§ EXTRACTO PROPORCIONADO
++++++++++++++++++++

Domingueras
Hace algunos días leí en el periódico la siguiente noticia: “Zapopan desaparecerá el zoológico Villa Fantasía”. De inmediato lamenté el hecho sin hacer caso a los motivos que respondían a tal determinación.
Están a punto de arrancar un bastión de nuestras querencias de niños –digo nuestras porque esto me incumbe–. Cuando era chico, mi padre nos llevaba a mis hermanos y a mí casi cada domingo a ese parque, que quedaba como a 20 minutos de casa, yendo a pie. En ese parque, después de recorrer –todos los domingos lo hacíamos, aunque en ocasiones seguíamos itinerarios diferentes– las jaulas de todos los animales –frente a los changos se nos iba la mayor parte del tiempo–, nos divertíamos en las resbaladillas, en la licuadora, en el caracol-túnel de metal, trepando los aros olímpicos, y en menor proporción en los columpios, sobre todo yo.
Al final del zoológico se alza un pequeño auditorio donde, a las seis de la tarde, daba comienzo un espectáculo –ignoro si aún se realiza– que presentaba por igual a un grupo folclórico de danza, a algún mariachi –recuerdo que todos los integrantes tenían una panza pronunciada, excepto el de la voz–, a payasos-magos a los que les temía por sus risotadas descomunales; también, alguna vez, presenciamos una obra de teatro, cuyo argumento y fin no entendí porque durante casi todo el tiempo de la representación estuve bostezando, sólo me limité a reír cuando alguno de los actores decía algún chiste desperdigado entre los diálogos; y recuerdo –vaya memoria ésta que me sorprende en ratos por su lucidez, por traer un hecho ido y casi borrado– que ahí acuñamos un apodo de una de mis hermanas menores, la llamamos Pinziticutli –así se titulaba una pieza dancística que ejecutó un grupo compuesto de dos mujeres y cuatro hombres. ¿Por qué llamamos a mi hermana de ese modo por mucho tiempo? Porque en esa danza hubo un momento prolongado en que una mujer hizo un solo, y la bailarina estaba un poco narigona, y esto la hacía asemejarse a mi hermana. Esto del apodo lo he contado a varios interlocutores y todos, sin excepción, han dicho que no tiene sentido ni suena cómico; a nosotros nos parecía lo contrario.

++++++++++++++++++++

§ ENTRADAS PROPORCIONADAS

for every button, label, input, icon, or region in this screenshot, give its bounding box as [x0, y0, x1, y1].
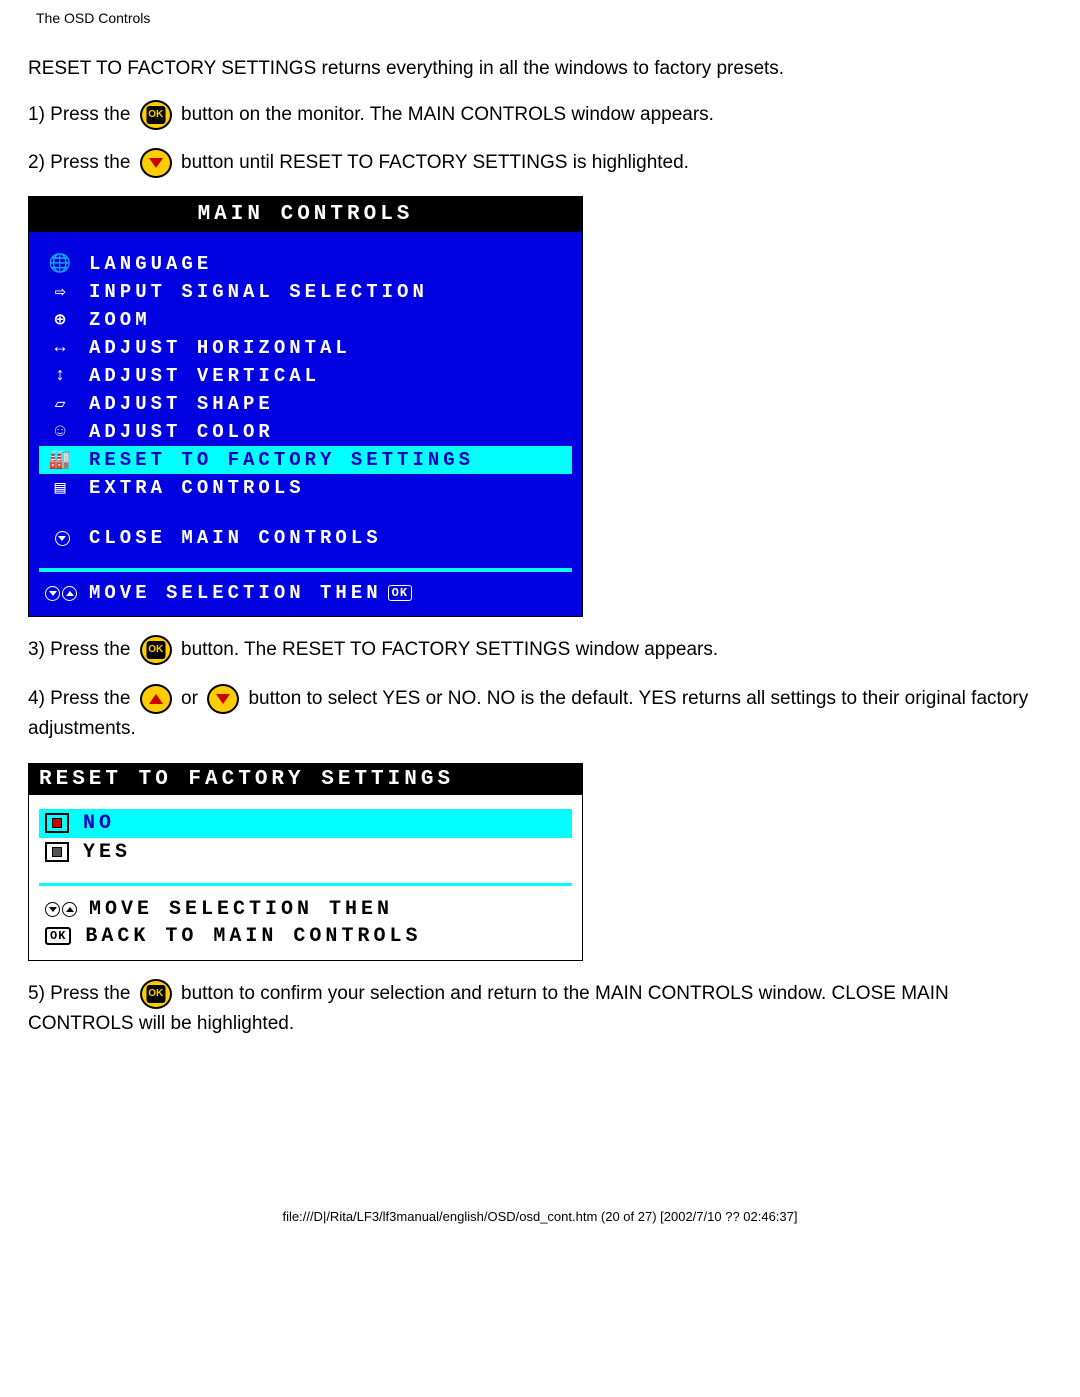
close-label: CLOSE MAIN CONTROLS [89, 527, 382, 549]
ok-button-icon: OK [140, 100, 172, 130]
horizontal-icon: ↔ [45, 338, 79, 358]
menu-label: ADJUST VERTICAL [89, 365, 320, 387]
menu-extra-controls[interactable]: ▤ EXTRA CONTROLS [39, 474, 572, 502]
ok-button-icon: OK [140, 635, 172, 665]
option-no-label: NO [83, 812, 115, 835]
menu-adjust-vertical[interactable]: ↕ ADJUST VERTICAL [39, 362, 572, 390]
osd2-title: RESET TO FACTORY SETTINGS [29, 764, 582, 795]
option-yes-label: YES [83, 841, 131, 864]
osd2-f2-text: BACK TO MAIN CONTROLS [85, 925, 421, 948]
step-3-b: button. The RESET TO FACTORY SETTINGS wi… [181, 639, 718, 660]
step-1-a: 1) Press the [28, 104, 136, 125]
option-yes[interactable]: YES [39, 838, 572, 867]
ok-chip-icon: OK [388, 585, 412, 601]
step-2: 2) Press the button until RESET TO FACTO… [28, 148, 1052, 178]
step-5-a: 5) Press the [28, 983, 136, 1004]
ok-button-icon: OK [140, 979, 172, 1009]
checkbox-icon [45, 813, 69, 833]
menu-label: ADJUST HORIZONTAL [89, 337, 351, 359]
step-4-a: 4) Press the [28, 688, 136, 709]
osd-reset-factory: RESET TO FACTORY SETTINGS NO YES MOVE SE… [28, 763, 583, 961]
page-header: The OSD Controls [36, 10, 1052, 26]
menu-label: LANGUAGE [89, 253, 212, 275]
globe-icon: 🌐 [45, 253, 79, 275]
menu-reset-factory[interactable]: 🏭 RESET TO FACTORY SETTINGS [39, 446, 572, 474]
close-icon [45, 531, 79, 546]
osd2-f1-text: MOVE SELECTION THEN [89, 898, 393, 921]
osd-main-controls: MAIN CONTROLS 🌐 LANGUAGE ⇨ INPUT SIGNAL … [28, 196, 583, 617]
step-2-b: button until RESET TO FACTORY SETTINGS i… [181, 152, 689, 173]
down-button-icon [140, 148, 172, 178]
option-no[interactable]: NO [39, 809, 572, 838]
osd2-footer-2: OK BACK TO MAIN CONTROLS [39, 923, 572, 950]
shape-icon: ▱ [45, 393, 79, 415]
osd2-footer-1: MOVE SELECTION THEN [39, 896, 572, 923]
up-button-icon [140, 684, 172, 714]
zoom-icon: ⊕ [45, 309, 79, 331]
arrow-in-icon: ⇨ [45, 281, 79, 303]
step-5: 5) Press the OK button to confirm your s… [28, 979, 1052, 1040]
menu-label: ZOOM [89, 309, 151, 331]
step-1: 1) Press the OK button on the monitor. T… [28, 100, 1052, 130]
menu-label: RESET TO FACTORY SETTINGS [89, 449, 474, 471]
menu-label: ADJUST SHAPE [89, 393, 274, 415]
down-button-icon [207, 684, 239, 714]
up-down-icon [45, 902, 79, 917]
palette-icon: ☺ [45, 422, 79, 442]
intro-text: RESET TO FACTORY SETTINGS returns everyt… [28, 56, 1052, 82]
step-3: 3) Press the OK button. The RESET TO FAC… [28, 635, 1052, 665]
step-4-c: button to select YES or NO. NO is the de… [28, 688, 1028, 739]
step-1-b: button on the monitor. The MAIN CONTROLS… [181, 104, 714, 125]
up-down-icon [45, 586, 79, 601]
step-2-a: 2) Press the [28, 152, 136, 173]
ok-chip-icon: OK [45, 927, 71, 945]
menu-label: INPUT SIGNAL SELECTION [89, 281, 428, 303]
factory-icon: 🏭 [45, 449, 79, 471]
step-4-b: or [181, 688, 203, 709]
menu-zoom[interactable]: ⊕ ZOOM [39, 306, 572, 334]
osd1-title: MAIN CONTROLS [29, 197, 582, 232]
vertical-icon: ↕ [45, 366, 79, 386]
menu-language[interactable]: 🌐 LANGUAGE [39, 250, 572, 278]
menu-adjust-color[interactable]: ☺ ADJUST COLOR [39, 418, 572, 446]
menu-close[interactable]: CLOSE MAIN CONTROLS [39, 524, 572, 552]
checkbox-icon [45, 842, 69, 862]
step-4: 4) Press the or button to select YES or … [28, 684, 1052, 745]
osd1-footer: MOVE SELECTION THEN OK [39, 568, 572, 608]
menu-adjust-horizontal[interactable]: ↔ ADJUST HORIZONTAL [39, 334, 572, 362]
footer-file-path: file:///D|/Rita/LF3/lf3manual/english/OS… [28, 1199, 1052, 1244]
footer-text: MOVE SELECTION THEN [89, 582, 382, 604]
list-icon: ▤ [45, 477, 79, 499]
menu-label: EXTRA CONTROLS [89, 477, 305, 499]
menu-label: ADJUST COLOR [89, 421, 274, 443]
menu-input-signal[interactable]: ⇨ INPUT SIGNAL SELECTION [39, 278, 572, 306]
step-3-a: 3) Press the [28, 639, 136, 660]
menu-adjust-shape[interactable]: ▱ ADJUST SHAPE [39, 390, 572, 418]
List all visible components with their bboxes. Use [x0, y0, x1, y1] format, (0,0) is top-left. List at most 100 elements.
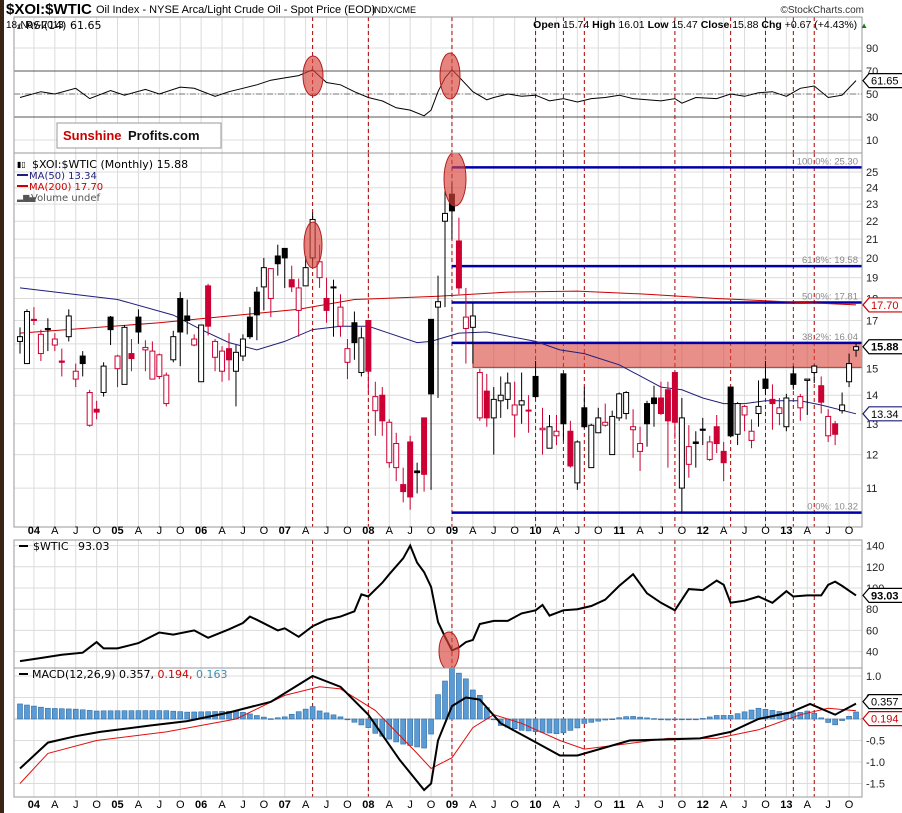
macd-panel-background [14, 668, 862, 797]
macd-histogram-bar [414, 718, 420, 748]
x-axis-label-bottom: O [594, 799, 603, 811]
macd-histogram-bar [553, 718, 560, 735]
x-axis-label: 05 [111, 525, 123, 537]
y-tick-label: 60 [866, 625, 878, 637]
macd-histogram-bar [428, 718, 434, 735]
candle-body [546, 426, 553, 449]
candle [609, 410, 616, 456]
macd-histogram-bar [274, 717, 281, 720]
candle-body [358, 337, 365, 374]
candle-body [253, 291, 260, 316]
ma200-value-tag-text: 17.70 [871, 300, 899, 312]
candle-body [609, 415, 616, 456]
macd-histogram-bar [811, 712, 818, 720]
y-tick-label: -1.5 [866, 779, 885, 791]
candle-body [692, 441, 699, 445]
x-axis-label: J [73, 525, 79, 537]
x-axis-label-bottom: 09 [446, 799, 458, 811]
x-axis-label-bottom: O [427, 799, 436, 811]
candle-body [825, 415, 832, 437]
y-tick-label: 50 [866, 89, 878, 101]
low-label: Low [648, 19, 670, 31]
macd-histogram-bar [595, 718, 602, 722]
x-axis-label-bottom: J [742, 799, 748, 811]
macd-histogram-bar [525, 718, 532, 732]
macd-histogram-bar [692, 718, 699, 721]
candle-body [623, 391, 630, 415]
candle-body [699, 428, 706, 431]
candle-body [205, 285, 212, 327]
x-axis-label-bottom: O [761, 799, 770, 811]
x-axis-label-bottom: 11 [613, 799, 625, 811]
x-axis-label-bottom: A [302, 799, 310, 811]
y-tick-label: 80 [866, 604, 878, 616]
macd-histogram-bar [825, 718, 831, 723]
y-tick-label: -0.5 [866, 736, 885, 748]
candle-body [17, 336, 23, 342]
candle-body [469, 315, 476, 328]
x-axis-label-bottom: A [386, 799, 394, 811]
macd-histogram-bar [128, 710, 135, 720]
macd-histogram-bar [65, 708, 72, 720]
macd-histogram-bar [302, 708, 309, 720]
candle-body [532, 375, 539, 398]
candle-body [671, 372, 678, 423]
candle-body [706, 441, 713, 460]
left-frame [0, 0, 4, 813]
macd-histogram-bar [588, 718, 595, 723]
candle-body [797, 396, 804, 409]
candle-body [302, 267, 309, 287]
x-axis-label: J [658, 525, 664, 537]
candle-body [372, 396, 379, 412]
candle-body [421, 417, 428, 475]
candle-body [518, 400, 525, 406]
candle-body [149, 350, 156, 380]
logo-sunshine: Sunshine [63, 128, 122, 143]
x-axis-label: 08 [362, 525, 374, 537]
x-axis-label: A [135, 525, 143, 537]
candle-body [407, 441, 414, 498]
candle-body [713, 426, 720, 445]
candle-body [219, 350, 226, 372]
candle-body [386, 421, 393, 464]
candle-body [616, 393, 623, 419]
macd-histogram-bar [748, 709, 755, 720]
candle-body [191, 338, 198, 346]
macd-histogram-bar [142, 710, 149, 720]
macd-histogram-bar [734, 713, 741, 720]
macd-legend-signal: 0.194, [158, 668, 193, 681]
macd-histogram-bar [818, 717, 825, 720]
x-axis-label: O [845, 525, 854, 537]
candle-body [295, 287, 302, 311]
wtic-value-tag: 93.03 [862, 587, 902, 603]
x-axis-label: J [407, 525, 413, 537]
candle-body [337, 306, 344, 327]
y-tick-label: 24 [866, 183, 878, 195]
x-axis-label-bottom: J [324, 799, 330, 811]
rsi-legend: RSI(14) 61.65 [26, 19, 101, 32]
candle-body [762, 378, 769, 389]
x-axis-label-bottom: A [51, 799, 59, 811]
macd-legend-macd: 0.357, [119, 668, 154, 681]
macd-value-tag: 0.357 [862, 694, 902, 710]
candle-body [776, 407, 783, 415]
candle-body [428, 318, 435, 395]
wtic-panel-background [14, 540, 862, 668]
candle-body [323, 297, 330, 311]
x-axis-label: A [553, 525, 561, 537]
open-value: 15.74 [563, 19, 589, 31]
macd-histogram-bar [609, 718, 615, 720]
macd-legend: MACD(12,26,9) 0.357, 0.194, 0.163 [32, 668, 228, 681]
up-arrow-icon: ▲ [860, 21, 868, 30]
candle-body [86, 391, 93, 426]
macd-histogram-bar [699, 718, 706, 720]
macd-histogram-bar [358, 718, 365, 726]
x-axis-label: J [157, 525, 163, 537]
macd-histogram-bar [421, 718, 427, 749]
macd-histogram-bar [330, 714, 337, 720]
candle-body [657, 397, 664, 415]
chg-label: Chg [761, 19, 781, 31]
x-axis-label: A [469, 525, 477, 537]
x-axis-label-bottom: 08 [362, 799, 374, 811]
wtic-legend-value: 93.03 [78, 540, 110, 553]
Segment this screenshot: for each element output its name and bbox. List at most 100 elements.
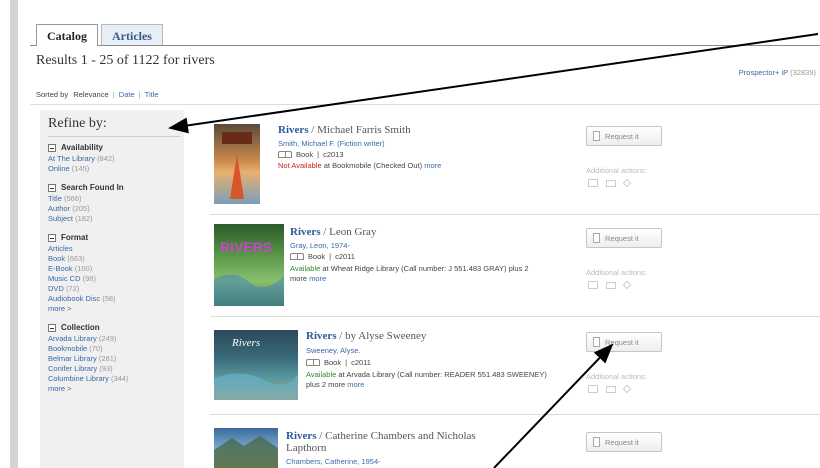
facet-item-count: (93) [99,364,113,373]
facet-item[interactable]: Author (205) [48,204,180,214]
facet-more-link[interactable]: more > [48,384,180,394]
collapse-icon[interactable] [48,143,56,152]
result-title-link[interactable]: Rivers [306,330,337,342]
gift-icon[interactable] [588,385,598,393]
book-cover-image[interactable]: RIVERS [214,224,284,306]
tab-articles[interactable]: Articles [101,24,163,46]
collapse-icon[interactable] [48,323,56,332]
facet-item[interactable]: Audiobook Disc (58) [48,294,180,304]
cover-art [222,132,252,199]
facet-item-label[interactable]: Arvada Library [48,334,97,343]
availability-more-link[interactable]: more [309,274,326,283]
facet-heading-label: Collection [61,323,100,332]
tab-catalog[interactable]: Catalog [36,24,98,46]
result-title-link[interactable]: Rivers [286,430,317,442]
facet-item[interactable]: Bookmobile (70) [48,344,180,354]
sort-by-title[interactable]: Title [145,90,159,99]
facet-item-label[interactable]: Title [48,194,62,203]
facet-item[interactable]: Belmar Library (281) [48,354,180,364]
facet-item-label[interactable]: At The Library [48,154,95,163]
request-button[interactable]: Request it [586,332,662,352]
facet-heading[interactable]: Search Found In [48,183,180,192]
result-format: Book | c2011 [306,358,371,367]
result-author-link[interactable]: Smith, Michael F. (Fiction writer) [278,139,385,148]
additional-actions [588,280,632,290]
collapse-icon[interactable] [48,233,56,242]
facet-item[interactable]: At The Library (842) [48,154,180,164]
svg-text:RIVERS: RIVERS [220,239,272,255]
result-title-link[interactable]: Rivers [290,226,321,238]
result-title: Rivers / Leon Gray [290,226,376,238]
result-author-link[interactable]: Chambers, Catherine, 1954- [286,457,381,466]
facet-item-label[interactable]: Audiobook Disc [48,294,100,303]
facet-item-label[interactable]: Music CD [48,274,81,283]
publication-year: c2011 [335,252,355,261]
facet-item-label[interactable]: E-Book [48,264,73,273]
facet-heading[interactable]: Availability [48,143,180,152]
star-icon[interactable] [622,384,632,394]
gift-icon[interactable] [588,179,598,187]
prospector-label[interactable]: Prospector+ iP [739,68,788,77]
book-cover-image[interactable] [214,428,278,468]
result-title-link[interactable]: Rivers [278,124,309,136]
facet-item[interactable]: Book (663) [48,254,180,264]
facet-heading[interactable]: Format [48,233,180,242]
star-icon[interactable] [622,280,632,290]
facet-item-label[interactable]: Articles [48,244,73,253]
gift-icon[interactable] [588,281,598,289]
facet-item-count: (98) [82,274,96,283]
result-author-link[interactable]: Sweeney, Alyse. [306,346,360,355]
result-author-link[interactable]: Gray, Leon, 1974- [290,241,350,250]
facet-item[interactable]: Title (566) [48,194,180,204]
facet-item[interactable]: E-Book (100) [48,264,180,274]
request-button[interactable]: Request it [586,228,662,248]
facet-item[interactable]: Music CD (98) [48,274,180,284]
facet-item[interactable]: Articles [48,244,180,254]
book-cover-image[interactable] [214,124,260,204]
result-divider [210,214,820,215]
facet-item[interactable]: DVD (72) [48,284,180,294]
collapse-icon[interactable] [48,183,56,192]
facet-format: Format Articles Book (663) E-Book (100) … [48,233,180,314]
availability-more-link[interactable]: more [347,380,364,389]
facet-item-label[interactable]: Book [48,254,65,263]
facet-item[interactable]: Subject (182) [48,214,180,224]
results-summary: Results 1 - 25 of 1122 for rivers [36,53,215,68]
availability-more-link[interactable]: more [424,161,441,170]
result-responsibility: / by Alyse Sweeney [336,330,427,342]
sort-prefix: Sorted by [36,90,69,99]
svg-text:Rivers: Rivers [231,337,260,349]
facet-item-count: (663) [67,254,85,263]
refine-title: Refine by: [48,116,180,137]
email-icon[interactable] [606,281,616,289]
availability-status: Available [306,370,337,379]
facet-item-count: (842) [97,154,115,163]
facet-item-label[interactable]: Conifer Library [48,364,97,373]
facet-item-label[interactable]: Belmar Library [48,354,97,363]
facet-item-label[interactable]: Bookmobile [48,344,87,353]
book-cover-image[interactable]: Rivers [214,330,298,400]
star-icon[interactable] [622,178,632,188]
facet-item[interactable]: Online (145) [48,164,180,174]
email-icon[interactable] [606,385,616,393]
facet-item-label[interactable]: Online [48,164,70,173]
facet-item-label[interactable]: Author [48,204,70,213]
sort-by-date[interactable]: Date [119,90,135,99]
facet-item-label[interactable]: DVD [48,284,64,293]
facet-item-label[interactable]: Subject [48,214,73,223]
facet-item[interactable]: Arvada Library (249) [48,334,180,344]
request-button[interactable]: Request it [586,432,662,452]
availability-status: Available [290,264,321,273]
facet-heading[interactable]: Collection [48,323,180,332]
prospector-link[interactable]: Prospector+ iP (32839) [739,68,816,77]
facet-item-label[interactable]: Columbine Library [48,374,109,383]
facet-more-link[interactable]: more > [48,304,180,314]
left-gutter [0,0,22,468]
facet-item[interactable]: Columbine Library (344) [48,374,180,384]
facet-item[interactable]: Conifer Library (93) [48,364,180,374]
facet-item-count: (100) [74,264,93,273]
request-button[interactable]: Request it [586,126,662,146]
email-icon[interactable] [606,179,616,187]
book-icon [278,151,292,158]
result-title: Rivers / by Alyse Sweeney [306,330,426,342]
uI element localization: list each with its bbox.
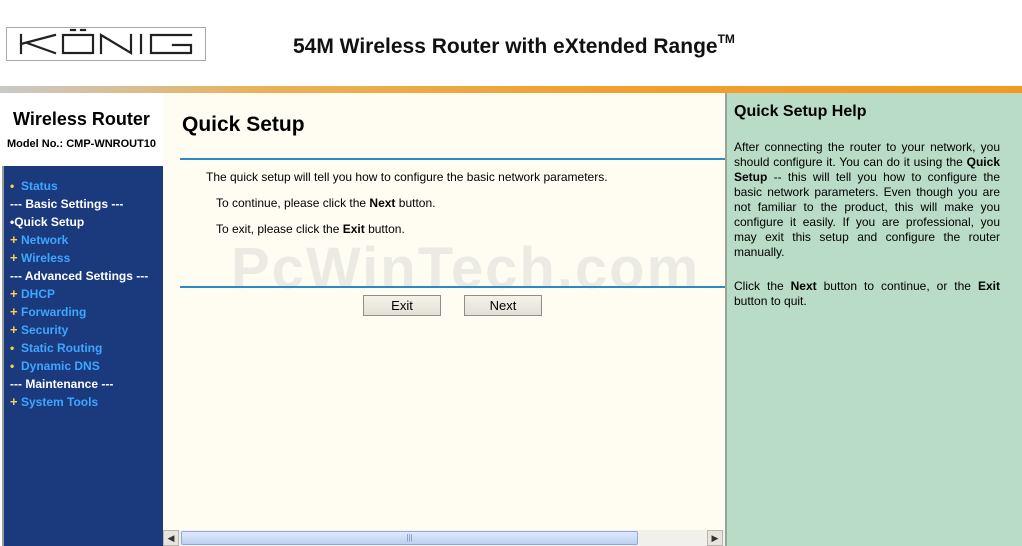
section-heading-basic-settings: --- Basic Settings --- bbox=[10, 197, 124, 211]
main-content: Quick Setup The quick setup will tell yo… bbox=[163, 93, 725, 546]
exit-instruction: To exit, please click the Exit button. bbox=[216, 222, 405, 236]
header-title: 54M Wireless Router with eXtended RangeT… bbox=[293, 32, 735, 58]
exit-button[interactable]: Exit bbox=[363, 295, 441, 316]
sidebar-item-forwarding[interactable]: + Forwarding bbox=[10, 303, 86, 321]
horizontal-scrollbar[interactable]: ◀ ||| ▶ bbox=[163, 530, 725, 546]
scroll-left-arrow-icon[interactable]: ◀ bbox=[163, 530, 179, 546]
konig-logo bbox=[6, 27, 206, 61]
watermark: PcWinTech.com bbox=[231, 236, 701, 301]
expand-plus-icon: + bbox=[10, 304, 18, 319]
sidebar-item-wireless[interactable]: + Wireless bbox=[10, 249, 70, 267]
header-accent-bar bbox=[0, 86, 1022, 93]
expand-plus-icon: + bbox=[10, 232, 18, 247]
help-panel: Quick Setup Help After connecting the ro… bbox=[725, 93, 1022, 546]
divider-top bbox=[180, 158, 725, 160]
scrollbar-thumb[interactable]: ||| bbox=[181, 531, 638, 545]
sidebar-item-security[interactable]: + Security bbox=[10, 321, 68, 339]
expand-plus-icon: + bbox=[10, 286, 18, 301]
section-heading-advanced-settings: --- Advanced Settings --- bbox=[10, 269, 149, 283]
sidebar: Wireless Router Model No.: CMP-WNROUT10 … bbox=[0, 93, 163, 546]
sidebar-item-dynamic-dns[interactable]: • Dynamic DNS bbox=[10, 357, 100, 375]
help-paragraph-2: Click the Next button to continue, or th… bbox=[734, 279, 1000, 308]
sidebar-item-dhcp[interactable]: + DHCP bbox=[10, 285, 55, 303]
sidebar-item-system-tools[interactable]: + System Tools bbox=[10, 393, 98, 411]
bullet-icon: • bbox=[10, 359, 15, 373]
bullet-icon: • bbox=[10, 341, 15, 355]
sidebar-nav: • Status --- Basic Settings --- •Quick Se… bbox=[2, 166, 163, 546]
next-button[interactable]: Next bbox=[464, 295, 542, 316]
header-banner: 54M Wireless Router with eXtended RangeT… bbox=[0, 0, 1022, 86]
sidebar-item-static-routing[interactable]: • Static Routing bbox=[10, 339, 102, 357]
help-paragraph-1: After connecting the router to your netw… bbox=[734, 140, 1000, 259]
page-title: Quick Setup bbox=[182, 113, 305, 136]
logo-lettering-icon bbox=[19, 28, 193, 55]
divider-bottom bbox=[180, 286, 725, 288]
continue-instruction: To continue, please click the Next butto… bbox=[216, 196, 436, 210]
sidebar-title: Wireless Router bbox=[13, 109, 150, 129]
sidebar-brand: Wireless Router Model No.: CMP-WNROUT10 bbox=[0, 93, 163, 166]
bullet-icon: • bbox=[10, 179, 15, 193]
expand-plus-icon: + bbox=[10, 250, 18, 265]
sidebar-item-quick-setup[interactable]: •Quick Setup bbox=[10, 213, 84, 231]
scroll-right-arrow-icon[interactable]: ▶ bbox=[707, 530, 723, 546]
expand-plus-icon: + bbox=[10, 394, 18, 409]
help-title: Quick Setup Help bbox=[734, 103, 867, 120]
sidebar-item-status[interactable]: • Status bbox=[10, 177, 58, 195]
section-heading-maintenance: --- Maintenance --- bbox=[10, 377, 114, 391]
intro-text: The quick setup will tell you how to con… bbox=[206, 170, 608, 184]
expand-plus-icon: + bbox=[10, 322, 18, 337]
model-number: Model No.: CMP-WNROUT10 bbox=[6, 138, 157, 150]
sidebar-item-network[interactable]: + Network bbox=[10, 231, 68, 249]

++++++++++++++++++++

Duplica sin cambios la parte del extracto que comienza con las palabras que contienen "Domingueras" y termina con "sobre todo yo.". El listado es material independiente del extracto.

Domingueras
Hace algunos días leí en el periódico la siguiente noticia: “Zapopan desaparecerá el zoológico Villa Fantasía”. De inmediato lamenté el hecho sin hacer caso a los motivos que respondían a tal determinación.
Están a punto de arrancar un bastión de nuestras querencias de niños –digo nuestras porque esto me incumbe–. Cuando era chico, mi padre nos llevaba a mis hermanos y a mí casi cada domingo a ese parque, que quedaba como a 20 minutos de casa, yendo a pie. En ese parque, después de recorrer –todos los domingos lo hacíamos, aunque en ocasiones seguíamos itinerarios diferentes– las jaulas de todos los animales –frente a los changos se nos iba la mayor parte del tiempo–, nos divertíamos en las resbaladillas, en la licuadora, en el caracol-túnel de metal, trepando los aros olímpicos, y en menor proporción en los columpios, sobre todo yo.